>> Begin
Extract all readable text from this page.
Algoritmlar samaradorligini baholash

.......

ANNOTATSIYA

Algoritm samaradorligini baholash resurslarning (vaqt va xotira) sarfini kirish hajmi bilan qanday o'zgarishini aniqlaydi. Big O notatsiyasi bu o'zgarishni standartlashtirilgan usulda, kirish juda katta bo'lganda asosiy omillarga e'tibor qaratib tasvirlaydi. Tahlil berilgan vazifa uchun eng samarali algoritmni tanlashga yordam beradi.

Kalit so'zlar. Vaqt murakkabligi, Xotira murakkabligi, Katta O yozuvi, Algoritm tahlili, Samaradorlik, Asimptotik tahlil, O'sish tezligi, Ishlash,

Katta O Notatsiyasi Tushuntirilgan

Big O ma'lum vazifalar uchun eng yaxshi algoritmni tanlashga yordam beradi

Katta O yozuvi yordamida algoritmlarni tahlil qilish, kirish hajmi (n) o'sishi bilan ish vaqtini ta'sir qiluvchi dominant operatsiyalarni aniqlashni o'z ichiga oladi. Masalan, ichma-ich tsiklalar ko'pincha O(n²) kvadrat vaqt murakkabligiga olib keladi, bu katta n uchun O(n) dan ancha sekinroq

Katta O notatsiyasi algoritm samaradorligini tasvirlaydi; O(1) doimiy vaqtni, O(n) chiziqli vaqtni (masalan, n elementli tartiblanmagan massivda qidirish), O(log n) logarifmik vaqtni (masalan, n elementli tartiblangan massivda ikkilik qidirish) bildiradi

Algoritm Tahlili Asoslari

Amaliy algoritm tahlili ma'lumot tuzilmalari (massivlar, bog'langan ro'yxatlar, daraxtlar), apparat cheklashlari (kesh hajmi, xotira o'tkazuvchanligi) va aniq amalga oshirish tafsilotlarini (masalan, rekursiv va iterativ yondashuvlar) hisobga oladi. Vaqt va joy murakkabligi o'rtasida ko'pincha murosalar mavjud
>> End
>> Begin
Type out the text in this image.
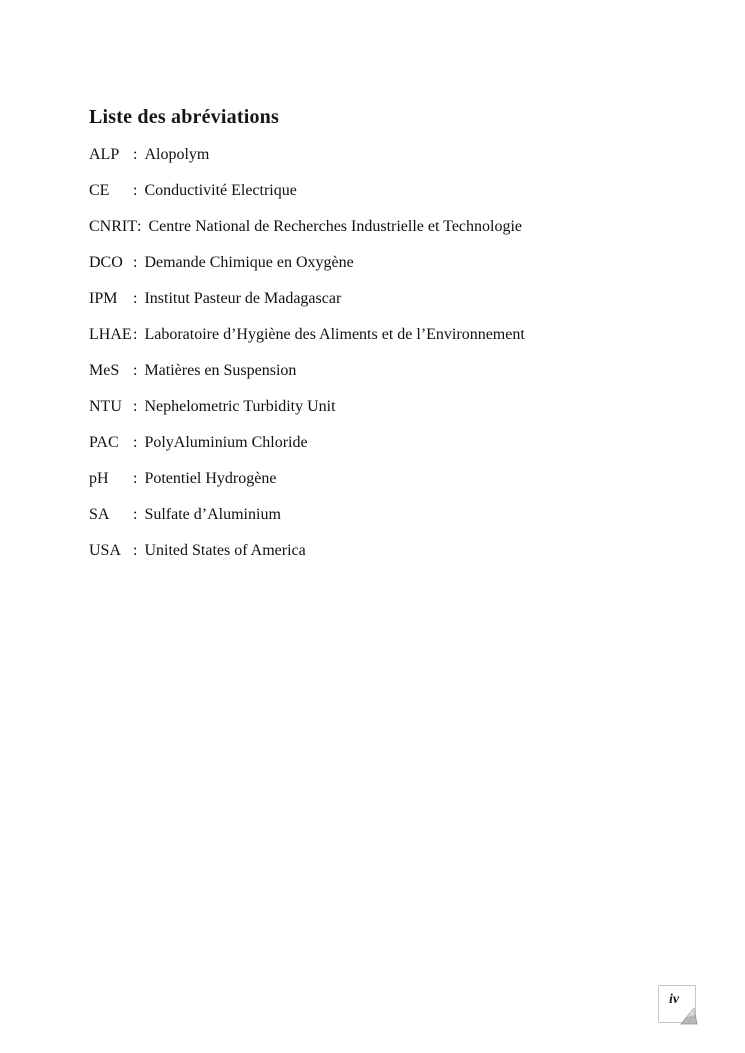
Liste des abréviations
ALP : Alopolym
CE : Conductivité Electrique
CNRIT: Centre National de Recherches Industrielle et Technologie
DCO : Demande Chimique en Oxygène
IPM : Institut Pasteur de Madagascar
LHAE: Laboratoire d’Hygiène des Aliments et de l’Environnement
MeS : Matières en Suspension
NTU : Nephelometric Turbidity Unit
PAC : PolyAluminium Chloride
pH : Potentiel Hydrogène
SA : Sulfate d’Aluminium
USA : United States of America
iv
>> End
>> Begin
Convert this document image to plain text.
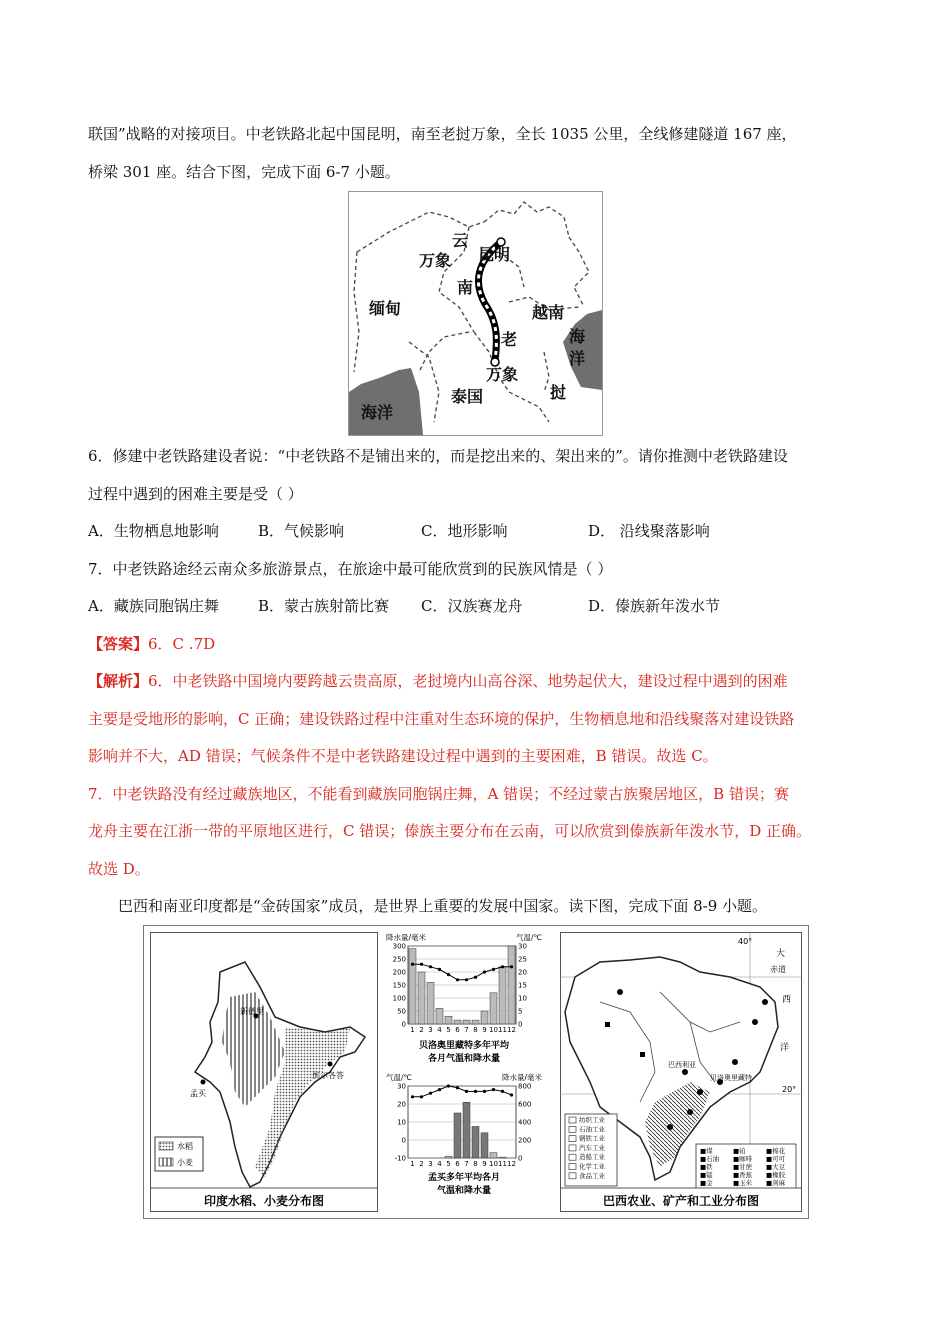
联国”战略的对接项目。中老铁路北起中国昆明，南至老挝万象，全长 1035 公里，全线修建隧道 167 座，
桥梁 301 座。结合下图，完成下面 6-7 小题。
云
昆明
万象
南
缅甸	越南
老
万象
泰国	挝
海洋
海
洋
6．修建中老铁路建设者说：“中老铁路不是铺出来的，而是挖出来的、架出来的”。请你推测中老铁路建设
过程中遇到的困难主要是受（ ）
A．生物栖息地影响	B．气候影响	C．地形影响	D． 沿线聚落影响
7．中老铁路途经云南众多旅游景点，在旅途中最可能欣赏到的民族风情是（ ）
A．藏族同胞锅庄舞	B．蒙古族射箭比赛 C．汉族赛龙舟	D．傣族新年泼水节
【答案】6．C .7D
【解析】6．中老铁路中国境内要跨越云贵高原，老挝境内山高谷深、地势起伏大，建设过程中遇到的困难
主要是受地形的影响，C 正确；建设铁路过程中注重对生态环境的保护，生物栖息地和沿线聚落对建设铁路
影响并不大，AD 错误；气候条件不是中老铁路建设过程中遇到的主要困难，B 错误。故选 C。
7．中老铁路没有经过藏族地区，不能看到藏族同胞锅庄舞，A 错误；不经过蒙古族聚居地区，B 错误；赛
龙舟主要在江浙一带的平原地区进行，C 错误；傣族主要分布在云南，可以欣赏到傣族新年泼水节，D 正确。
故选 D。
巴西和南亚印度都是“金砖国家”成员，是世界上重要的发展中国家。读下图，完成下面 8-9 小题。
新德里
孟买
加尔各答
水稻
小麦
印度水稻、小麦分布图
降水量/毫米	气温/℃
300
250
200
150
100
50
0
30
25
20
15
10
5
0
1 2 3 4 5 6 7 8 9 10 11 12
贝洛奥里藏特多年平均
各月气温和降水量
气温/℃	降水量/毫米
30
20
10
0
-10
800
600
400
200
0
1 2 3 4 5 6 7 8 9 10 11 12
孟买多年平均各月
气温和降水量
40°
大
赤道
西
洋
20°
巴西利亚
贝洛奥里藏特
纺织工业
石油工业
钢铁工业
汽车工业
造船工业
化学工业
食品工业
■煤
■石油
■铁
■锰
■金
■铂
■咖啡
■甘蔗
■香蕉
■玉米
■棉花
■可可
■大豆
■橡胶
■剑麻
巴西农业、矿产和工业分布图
>> End
Extract lines where the string "完成下面" occurs.

桥梁 301 座。结合下图，完成下面 6-7 小题。
巴西和南亚印度都是“金砖国家”成员，是世界上重要的发展中国家。读下图，完成下面 8-9 小题。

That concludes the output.